AVAILABLE RECORDS:
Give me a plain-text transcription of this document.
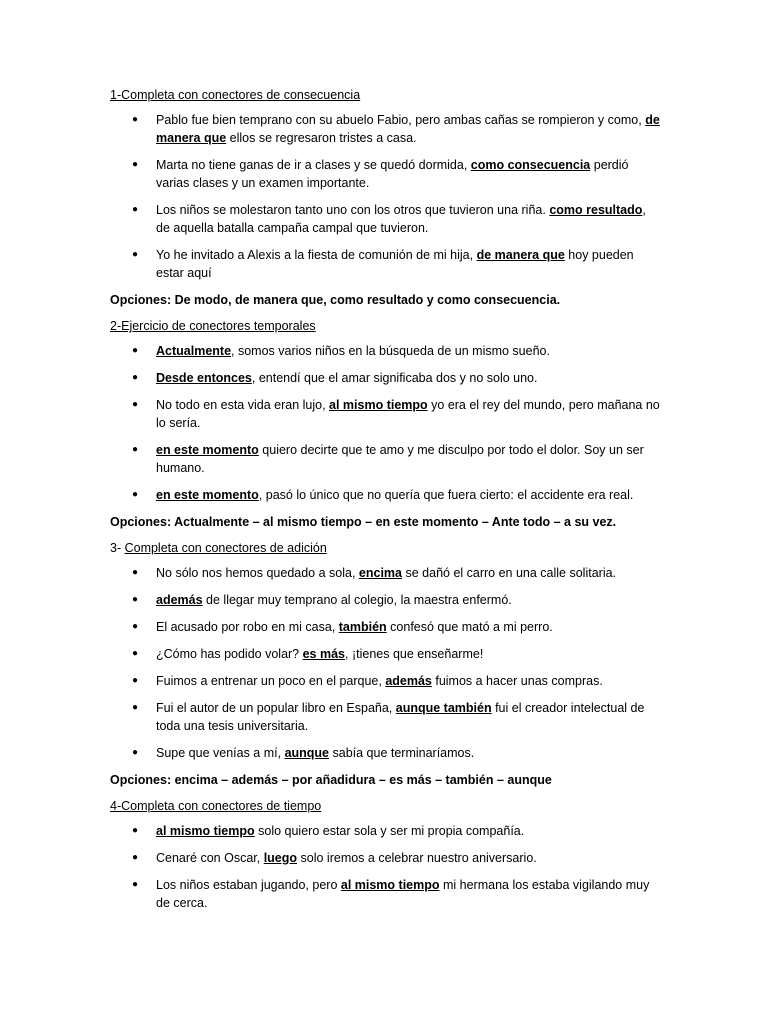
1-Completa con conectores de consecuencia
● Pablo fue bien temprano con su abuelo Fabio, pero ambas cañas se rompieron y como, de manera que ellos se regresaron tristes a casa.
● Marta no tiene ganas de ir a clases y se quedó dormida, como consecuencia perdió varias clases y un examen importante.
● Los niños se molestaron tanto uno con los otros que tuvieron una riña. como resultado, de aquella batalla campaña campal que tuvieron.
● Yo he invitado a Alexis a la fiesta de comunión de mi hija, de manera que hoy pueden estar aquí
Opciones: De modo, de manera que, como resultado y como consecuencia.
2-Ejercicio de conectores temporales
● Actualmente, somos varios niños en la búsqueda de un mismo sueño.
● Desde entonces, entendí que el amar significaba dos y no solo uno.
● No todo en esta vida eran lujo, al mismo tiempo yo era el rey del mundo, pero mañana no lo sería.
● en este momento quiero decirte que te amo y me disculpo por todo el dolor. Soy un ser humano.
● en este momento, pasó lo único que no quería que fuera cierto: el accidente era real.
Opciones: Actualmente – al mismo tiempo – en este momento – Ante todo – a su vez.
3- Completa con conectores de adición
● No sólo nos hemos quedado a sola, encima se dañó el carro en una calle solitaria.
● además de llegar muy temprano al colegio, la maestra enfermó.
● El acusado por robo en mi casa, también confesó que mató a mi perro.
● ¿Cómo has podido volar? es más, ¡tienes que enseñarme!
● Fuimos a entrenar un poco en el parque, además fuimos a hacer unas compras.
● Fui el autor de un popular libro en España, aunque también fui el creador intelectual de toda una tesis universitaria.
● Supe que venías a mí, aunque sabía que terminaríamos.
Opciones: encima – además – por añadidura – es más – también – aunque
4-Completa con conectores de tiempo
● al mismo tiempo solo quiero estar sola y ser mi propia compañía.
● Cenaré con Oscar, luego solo iremos a celebrar nuestro aniversario.
● Los niños estaban jugando, pero al mismo tiempo mi hermana los estaba vigilando muy de cerca.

JOB: All of the records need repeating exactly, except for the pictures.

SOLUTION TO THIS EXERCISE:
Give me a plain-text transcription of this document.
1-Completa con conectores de consecuencia
● Pablo fue bien temprano con su abuelo Fabio, pero ambas cañas se rompieron y como, de manera que ellos se regresaron tristes a casa.
● Marta no tiene ganas de ir a clases y se quedó dormida, como consecuencia perdió varias clases y un examen importante.
● Los niños se molestaron tanto uno con los otros que tuvieron una riña. como resultado, de aquella batalla campaña campal que tuvieron.
● Yo he invitado a Alexis a la fiesta de comunión de mi hija, de manera que hoy pueden estar aquí
Opciones: De modo, de manera que, como resultado y como consecuencia.
2-Ejercicio de conectores temporales
● Actualmente, somos varios niños en la búsqueda de un mismo sueño.
● Desde entonces, entendí que el amar significaba dos y no solo uno.
● No todo en esta vida eran lujo, al mismo tiempo yo era el rey del mundo, pero mañana no lo sería.
● en este momento quiero decirte que te amo y me disculpo por todo el dolor. Soy un ser humano.
● en este momento, pasó lo único que no quería que fuera cierto: el accidente era real.
Opciones: Actualmente – al mismo tiempo – en este momento – Ante todo – a su vez.
3- Completa con conectores de adición
● No sólo nos hemos quedado a sola, encima se dañó el carro en una calle solitaria.
● además de llegar muy temprano al colegio, la maestra enfermó.
● El acusado por robo en mi casa, también confesó que mató a mi perro.
● ¿Cómo has podido volar? es más, ¡tienes que enseñarme!
● Fuimos a entrenar un poco en el parque, además fuimos a hacer unas compras.
● Fui el autor de un popular libro en España, aunque también fui el creador intelectual de toda una tesis universitaria.
● Supe que venías a mí, aunque sabía que terminaríamos.
Opciones: encima – además – por añadidura – es más – también – aunque
4-Completa con conectores de tiempo
● al mismo tiempo solo quiero estar sola y ser mi propia compañía.
● Cenaré con Oscar, luego solo iremos a celebrar nuestro aniversario.
● Los niños estaban jugando, pero al mismo tiempo mi hermana los estaba vigilando muy de cerca.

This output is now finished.